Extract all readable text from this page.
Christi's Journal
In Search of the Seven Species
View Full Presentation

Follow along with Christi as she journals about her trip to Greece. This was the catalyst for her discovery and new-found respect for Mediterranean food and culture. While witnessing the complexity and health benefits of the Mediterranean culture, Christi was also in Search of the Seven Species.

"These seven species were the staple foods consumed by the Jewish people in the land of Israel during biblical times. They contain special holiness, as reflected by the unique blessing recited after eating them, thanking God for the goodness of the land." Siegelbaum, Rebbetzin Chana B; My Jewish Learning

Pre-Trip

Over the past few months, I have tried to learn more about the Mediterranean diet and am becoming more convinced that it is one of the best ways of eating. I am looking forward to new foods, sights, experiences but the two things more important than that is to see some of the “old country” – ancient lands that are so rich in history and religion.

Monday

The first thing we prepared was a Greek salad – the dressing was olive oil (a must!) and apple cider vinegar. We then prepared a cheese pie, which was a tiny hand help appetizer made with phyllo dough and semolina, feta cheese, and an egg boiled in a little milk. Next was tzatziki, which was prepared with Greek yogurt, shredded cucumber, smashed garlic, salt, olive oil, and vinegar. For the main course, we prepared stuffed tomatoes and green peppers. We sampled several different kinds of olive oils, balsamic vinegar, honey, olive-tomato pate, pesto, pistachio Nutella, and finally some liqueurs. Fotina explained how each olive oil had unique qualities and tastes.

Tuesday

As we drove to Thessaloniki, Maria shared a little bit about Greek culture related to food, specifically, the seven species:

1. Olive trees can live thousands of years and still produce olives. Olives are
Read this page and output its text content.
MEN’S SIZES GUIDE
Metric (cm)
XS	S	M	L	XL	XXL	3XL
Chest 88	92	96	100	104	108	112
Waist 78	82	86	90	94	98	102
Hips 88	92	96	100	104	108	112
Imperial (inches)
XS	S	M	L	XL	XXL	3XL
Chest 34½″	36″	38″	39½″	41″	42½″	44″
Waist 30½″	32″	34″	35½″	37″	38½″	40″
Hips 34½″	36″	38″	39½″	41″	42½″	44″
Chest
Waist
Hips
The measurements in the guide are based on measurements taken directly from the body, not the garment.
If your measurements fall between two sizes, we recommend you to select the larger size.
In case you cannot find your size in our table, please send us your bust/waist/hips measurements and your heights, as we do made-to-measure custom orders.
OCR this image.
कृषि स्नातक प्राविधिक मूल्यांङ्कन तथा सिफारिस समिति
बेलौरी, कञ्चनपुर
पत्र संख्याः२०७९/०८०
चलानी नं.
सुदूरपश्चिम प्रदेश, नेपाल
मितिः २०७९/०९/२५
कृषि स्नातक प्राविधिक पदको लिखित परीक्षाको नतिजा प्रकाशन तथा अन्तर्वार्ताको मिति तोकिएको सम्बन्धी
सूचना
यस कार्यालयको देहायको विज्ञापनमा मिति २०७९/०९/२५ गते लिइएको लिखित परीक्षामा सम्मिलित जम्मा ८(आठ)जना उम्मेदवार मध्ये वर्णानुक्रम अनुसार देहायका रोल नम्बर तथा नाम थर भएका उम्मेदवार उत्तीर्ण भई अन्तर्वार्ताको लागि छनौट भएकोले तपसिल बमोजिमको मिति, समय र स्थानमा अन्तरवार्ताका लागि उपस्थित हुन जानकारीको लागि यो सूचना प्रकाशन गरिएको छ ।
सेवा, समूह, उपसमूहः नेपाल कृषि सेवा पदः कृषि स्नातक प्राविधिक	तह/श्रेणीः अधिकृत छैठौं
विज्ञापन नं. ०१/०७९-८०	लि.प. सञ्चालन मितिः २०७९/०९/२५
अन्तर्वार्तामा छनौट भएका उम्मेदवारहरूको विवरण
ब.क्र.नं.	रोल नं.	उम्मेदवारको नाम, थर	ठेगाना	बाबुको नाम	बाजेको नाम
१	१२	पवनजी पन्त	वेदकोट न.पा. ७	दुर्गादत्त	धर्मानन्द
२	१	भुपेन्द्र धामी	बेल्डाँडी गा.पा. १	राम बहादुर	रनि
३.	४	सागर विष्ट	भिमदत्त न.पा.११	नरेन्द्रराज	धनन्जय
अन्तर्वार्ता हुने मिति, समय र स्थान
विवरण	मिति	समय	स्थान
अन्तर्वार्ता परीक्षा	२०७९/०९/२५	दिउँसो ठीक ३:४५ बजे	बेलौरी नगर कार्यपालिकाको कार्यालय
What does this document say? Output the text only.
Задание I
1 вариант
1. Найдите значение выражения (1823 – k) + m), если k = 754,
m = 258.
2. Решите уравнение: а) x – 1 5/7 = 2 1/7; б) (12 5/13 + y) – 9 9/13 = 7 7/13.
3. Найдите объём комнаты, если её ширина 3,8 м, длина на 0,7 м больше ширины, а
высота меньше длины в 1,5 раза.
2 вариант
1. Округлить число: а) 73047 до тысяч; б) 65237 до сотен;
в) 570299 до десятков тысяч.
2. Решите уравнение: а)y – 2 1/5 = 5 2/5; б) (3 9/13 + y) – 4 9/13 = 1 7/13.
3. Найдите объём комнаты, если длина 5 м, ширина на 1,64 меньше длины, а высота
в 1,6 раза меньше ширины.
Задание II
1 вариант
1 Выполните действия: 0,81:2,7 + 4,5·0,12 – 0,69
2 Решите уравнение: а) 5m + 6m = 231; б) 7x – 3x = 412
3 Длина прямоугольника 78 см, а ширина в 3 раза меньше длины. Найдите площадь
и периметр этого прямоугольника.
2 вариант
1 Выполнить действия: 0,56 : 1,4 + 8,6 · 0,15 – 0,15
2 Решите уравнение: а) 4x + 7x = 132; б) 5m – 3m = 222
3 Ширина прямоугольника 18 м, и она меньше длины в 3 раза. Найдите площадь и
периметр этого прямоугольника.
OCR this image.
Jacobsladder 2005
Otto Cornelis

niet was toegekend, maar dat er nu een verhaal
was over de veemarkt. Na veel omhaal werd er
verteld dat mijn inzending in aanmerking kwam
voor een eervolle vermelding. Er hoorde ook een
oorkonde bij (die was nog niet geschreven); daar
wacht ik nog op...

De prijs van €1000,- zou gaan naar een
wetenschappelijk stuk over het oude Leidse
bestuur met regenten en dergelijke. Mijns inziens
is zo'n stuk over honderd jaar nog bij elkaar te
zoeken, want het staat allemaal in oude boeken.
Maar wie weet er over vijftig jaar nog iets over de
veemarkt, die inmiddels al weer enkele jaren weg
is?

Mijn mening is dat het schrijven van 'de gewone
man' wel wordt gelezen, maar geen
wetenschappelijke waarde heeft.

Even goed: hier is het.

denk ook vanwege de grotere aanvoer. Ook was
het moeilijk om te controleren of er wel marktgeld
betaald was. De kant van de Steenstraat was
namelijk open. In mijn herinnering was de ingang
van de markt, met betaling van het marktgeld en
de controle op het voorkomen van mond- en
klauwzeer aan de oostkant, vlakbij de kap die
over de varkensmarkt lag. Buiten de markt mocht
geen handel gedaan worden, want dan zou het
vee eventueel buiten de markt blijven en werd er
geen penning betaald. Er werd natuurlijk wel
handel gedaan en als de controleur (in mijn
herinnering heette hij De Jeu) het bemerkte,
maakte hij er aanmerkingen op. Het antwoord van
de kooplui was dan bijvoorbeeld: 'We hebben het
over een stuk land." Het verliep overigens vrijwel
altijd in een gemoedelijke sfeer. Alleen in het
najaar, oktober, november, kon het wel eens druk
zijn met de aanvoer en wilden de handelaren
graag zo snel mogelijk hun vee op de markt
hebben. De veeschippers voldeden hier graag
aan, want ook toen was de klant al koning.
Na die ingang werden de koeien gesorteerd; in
======
## AIM OF THE TASK
Repeat each record exactly. Omit nothing.

## SOLVED PROBLEM
Extract all readable text from this page.
Christi's Journal
In Search of the Seven Species
View Full Presentation

Follow along with Christi as she journals about her trip to Greece. This was the catalyst for her discovery and new-found respect for Mediterranean food and culture. While witnessing the complexity and health benefits of the Mediterranean culture, Christi was also in Search of the Seven Species.

"These seven species were the staple foods consumed by the Jewish people in the land of Israel during biblical times. They contain special holiness, as reflected by the unique blessing recited after eating them, thanking God for the goodness of the land." Siegelbaum, Rebbetzin Chana B; My Jewish Learning

Pre-Trip

Over the past few months, I have tried to learn more about the Mediterranean diet and am becoming more convinced that it is one of the best ways of eating. I am looking forward to new foods, sights, experiences but the two things more important than that is to see some of the “old country” – ancient lands that are so rich in history and religion.

Monday

The first thing we prepared was a Greek salad – the dressing was olive oil (a must!) and apple cider vinegar. We then prepared a cheese pie, which was a tiny hand help appetizer made with phyllo dough and semolina, feta cheese, and an egg boiled in a little milk. Next was tzatziki, which was prepared with Greek yogurt, shredded cucumber, smashed garlic, salt, olive oil, and vinegar. For the main course, we prepared stuffed tomatoes and green peppers. We sampled several different kinds of olive oils, balsamic vinegar, honey, olive-tomato pate, pesto, pistachio Nutella, and finally some liqueurs. Fotina explained how each olive oil had unique qualities and tastes.

Tuesday

As we drove to Thessaloniki, Maria shared a little bit about Greek culture related to food, specifically, the seven species:

1. Olive trees can live thousands of years and still produce olives. Olives are
Read this page and output its text content.
MEN’S SIZES GUIDE
Metric (cm)
XS	S	M	L	XL	XXL	3XL
Chest 88	92	96	100	104	108	112
Waist 78	82	86	90	94	98	102
Hips 88	92	96	100	104	108	112
Imperial (inches)
XS	S	M	L	XL	XXL	3XL
Chest 34½″	36″	38″	39½″	41″	42½″	44″
Waist 30½″	32″	34″	35½″	37″	38½″	40″
Hips 34½″	36″	38″	39½″	41″	42½″	44″
Chest
Waist
Hips
The measurements in the guide are based on measurements taken directly from the body, not the garment.
If your measurements fall between two sizes, we recommend you to select the larger size.
In case you cannot find your size in our table, please send us your bust/waist/hips measurements and your heights, as we do made-to-measure custom orders.
OCR this image.
कृषि स्नातक प्राविधिक मूल्यांङ्कन तथा सिफारिस समिति
बेलौरी, कञ्चनपुर
पत्र संख्याः२०७९/०८०
चलानी नं.
सुदूरपश्चिम प्रदेश, नेपाल
मितिः २०७९/०९/२५
कृषि स्नातक प्राविधिक पदको लिखित परीक्षाको नतिजा प्रकाशन तथा अन्तर्वार्ताको मिति तोकिएको सम्बन्धी
सूचना
यस कार्यालयको देहायको विज्ञापनमा मिति २०७९/०९/२५ गते लिइएको लिखित परीक्षामा सम्मिलित जम्मा ८(आठ)जना उम्मेदवार मध्ये वर्णानुक्रम अनुसार देहायका रोल नम्बर तथा नाम थर भएका उम्मेदवार उत्तीर्ण भई अन्तर्वार्ताको लागि छनौट भएकोले तपसिल बमोजिमको मिति, समय र स्थानमा अन्तरवार्ताका लागि उपस्थित हुन जानकारीको लागि यो सूचना प्रकाशन गरिएको छ ।
सेवा, समूह, उपसमूहः नेपाल कृषि सेवा पदः कृषि स्नातक प्राविधिक	तह/श्रेणीः अधिकृत छैठौं
विज्ञापन नं. ०१/०७९-८०	लि.प. सञ्चालन मितिः २०७९/०९/२५
अन्तर्वार्तामा छनौट भएका उम्मेदवारहरूको विवरण
ब.क्र.नं.	रोल नं.	उम्मेदवारको नाम, थर	ठेगाना	बाबुको नाम	बाजेको नाम
१	१२	पवनजी पन्त	वेदकोट न.पा. ७	दुर्गादत्त	धर्मानन्द
२	१	भुपेन्द्र धामी	बेल्डाँडी गा.पा. १	राम बहादुर	रनि
३.	४	सागर विष्ट	भिमदत्त न.पा.११	नरेन्द्रराज	धनन्जय
अन्तर्वार्ता हुने मिति, समय र स्थान
विवरण	मिति	समय	स्थान
अन्तर्वार्ता परीक्षा	२०७९/०९/२५	दिउँसो ठीक ३:४५ बजे	बेलौरी नगर कार्यपालिकाको कार्यालय
What does this document say? Output the text only.
Задание I
1 вариант
1. Найдите значение выражения (1823 – k) + m), если k = 754,
m = 258.
2. Решите уравнение: а) x – 1 5/7 = 2 1/7; б) (12 5/13 + y) – 9 9/13 = 7 7/13.
3. Найдите объём комнаты, если её ширина 3,8 м, длина на 0,7 м больше ширины, а
высота меньше длины в 1,5 раза.
2 вариант
1. Округлить число: а) 73047 до тысяч; б) 65237 до сотен;
в) 570299 до десятков тысяч.
2. Решите уравнение: а)y – 2 1/5 = 5 2/5; б) (3 9/13 + y) – 4 9/13 = 1 7/13.
3. Найдите объём комнаты, если длина 5 м, ширина на 1,64 меньше длины, а высота
в 1,6 раза меньше ширины.
Задание II
1 вариант
1 Выполните действия: 0,81:2,7 + 4,5·0,12 – 0,69
2 Решите уравнение: а) 5m + 6m = 231; б) 7x – 3x = 412
3 Длина прямоугольника 78 см, а ширина в 3 раза меньше длины. Найдите площадь
и периметр этого прямоугольника.
2 вариант
1 Выполнить действия: 0,56 : 1,4 + 8,6 · 0,15 – 0,15
2 Решите уравнение: а) 4x + 7x = 132; б) 5m – 3m = 222
3 Ширина прямоугольника 18 м, и она меньше длины в 3 раза. Найдите площадь и
периметр этого прямоугольника.
OCR this image.
Jacobsladder 2005
Otto Cornelis

niet was toegekend, maar dat er nu een verhaal
was over de veemarkt. Na veel omhaal werd er
verteld dat mijn inzending in aanmerking kwam
voor een eervolle vermelding. Er hoorde ook een
oorkonde bij (die was nog niet geschreven); daar
wacht ik nog op...

De prijs van €1000,- zou gaan naar een
wetenschappelijk stuk over het oude Leidse
bestuur met regenten en dergelijke. Mijns inziens
is zo'n stuk over honderd jaar nog bij elkaar te
zoeken, want het staat allemaal in oude boeken.
Maar wie weet er over vijftig jaar nog iets over de
veemarkt, die inmiddels al weer enkele jaren weg
is?

Mijn mening is dat het schrijven van 'de gewone
man' wel wordt gelezen, maar geen
wetenschappelijke waarde heeft.

Even goed: hier is het.

denk ook vanwege de grotere aanvoer. Ook was
het moeilijk om te controleren of er wel marktgeld
betaald was. De kant van de Steenstraat was
namelijk open. In mijn herinnering was de ingang
van de markt, met betaling van het marktgeld en
de controle op het voorkomen van mond- en
klauwzeer aan de oostkant, vlakbij de kap die
over de varkensmarkt lag. Buiten de markt mocht
geen handel gedaan worden, want dan zou het
vee eventueel buiten de markt blijven en werd er
geen penning betaald. Er werd natuurlijk wel
handel gedaan en als de controleur (in mijn
herinnering heette hij De Jeu) het bemerkte,
maakte hij er aanmerkingen op. Het antwoord van
de kooplui was dan bijvoorbeeld: 'We hebben het
over een stuk land." Het verliep overigens vrijwel
altijd in een gemoedelijke sfeer. Alleen in het
najaar, oktober, november, kon het wel eens druk
zijn met de aanvoer en wilden de handelaren
graag zo snel mogelijk hun vee op de markt
hebben. De veeschippers voldeden hier graag
aan, want ook toen was de klant al koning.
Na die ingang werden de koeien gesorteerd; in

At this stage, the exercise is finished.